[Required task]: Copy out each line featuring the string "name" from the entries beneath.

•••

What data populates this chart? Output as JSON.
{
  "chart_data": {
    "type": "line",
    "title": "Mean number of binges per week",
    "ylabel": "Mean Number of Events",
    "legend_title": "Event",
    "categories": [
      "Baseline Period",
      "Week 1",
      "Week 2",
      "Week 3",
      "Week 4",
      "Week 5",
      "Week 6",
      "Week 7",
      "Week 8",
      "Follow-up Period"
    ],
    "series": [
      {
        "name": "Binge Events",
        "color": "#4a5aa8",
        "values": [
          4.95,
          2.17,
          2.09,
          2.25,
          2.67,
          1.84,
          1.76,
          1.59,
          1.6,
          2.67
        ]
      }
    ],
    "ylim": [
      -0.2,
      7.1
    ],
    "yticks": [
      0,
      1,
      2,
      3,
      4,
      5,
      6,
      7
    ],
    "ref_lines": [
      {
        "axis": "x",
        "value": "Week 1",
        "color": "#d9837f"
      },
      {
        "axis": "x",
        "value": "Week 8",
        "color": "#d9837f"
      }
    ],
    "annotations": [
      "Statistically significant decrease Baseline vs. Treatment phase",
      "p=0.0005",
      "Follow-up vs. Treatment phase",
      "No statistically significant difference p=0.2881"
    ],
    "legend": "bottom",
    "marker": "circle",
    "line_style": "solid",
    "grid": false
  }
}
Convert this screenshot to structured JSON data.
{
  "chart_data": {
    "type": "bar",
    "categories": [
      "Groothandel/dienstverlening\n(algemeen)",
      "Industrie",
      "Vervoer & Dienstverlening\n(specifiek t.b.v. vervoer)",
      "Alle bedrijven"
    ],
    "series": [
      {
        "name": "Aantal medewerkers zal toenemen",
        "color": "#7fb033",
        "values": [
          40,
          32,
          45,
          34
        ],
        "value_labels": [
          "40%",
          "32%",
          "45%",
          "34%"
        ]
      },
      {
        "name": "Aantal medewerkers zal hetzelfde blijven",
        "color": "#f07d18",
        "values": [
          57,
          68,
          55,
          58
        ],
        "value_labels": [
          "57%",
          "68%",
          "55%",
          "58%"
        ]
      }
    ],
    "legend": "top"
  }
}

•••

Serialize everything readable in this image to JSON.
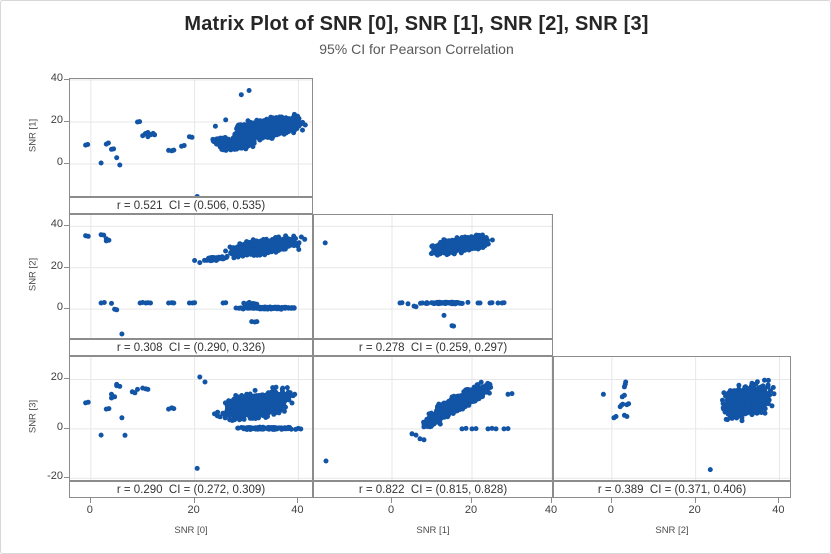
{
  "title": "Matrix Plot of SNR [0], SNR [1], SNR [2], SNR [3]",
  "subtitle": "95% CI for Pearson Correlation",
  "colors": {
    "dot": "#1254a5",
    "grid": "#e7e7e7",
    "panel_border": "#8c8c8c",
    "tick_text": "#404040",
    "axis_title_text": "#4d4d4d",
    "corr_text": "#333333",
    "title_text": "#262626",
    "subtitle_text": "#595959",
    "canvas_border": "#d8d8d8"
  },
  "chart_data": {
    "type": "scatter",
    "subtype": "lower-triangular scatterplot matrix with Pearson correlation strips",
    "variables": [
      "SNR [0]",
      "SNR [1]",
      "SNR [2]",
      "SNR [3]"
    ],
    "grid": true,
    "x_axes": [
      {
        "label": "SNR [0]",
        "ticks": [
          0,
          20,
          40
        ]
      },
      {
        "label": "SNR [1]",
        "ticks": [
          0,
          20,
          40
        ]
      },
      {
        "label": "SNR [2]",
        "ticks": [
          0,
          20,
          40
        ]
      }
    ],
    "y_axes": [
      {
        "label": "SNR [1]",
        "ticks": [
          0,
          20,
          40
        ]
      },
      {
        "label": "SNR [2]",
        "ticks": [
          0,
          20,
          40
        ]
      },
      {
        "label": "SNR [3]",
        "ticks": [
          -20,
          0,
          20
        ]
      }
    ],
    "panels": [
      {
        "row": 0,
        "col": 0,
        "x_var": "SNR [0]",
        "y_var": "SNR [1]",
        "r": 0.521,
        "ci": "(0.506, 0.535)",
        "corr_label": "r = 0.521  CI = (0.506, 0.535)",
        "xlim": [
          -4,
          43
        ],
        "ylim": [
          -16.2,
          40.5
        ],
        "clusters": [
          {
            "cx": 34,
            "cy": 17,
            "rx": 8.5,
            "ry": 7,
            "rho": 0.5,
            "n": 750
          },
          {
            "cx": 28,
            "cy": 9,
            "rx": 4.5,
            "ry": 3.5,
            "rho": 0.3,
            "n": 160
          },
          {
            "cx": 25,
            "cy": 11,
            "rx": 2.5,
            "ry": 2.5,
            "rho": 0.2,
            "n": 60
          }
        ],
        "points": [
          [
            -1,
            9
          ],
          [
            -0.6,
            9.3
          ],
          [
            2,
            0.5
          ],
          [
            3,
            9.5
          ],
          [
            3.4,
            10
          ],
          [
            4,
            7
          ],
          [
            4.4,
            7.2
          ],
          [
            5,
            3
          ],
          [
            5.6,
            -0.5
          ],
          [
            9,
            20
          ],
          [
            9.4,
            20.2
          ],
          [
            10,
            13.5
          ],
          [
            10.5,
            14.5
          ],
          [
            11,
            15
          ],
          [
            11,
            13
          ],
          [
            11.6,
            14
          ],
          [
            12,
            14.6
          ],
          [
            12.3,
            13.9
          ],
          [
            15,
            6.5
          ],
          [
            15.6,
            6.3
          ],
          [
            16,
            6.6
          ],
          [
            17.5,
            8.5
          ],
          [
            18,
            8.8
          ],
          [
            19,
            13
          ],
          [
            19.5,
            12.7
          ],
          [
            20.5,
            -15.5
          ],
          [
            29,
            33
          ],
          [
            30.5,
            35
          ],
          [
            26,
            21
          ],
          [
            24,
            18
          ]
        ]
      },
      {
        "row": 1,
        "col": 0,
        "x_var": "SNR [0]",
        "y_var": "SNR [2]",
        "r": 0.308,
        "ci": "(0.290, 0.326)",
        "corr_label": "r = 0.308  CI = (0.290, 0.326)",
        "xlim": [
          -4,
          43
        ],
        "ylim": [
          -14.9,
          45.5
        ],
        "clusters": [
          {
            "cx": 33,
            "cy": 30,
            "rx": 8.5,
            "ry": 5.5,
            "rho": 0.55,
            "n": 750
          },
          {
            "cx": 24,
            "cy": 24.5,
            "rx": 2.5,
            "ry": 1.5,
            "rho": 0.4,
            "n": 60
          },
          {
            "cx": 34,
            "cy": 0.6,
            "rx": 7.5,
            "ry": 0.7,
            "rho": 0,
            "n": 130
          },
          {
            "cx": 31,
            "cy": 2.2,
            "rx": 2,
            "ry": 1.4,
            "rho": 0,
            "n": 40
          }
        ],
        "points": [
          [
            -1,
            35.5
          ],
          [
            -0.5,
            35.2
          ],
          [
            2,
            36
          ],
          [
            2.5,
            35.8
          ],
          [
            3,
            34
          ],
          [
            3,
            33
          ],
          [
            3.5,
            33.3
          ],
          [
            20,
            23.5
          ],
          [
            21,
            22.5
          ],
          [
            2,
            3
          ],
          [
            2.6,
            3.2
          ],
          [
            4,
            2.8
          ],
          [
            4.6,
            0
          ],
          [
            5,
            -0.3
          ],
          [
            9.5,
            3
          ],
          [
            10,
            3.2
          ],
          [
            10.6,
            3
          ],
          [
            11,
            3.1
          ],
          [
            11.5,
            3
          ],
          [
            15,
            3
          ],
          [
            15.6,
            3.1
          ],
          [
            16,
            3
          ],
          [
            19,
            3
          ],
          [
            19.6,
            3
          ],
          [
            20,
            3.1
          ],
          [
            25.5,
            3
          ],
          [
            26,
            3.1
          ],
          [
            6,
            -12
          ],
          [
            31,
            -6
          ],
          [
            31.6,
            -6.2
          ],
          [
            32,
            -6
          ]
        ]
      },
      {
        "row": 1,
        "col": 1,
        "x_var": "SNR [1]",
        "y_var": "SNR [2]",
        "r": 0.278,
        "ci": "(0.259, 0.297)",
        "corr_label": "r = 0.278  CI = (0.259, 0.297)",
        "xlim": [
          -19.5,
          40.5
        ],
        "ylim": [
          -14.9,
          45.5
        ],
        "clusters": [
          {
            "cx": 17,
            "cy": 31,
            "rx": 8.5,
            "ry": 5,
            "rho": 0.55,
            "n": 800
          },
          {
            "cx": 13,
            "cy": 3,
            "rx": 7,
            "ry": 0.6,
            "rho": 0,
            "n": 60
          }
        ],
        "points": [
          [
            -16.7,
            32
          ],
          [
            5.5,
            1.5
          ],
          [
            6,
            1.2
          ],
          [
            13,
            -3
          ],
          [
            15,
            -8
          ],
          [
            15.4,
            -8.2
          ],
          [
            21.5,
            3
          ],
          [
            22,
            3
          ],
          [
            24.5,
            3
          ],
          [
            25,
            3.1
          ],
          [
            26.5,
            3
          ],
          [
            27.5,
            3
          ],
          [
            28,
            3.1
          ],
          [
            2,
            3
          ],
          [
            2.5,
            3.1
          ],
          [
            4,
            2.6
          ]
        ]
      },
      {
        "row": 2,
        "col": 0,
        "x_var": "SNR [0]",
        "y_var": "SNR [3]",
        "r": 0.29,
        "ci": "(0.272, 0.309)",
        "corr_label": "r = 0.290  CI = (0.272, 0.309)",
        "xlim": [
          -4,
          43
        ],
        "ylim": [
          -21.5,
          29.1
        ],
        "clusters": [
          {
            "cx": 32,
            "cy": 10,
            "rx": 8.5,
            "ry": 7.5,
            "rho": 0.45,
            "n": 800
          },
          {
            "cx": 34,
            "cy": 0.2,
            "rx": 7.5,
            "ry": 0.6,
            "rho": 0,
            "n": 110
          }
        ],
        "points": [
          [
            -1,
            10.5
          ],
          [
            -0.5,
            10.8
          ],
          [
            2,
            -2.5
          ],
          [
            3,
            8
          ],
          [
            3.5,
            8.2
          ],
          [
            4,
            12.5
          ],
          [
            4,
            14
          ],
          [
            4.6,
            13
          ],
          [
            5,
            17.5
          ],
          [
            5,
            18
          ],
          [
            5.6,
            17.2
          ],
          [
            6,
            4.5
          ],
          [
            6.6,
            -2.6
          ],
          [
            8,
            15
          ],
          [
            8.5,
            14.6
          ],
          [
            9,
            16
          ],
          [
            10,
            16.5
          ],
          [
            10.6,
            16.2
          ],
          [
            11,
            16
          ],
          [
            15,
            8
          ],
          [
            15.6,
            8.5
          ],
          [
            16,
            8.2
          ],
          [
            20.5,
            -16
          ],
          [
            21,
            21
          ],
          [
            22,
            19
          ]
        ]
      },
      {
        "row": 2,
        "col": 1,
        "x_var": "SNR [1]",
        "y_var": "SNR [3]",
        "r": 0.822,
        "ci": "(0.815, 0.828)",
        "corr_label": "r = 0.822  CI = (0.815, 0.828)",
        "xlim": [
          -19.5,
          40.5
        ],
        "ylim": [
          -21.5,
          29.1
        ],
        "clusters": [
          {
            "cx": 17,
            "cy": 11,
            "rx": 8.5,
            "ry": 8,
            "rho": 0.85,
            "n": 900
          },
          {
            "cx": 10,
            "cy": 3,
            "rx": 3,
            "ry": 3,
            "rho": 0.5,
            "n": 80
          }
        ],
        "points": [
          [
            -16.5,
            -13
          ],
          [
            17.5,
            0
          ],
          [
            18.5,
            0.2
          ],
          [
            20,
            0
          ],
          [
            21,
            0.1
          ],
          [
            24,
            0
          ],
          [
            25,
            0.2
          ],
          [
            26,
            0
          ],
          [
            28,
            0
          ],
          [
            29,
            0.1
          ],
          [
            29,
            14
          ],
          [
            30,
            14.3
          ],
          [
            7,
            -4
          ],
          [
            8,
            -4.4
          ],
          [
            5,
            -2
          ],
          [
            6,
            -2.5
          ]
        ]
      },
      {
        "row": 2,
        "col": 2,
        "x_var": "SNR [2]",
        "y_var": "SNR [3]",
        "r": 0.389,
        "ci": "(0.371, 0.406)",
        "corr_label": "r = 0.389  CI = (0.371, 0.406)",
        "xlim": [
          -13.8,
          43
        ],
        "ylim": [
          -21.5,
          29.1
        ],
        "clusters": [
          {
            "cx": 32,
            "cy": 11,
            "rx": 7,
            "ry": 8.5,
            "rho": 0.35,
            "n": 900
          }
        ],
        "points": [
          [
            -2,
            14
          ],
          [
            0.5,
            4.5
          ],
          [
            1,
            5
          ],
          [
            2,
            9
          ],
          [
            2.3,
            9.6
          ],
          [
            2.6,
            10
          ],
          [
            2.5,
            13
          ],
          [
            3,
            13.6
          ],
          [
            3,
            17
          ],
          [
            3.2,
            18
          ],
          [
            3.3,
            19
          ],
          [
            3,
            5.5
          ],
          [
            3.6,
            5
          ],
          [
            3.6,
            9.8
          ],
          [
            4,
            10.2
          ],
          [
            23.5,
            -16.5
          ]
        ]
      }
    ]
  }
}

•••

[Worked solution]:
        "name": "Binge Events",
        "name": "Aantal medewerkers zal toenemen",
        "name": "Aantal medewerkers zal hetzelfde blijven",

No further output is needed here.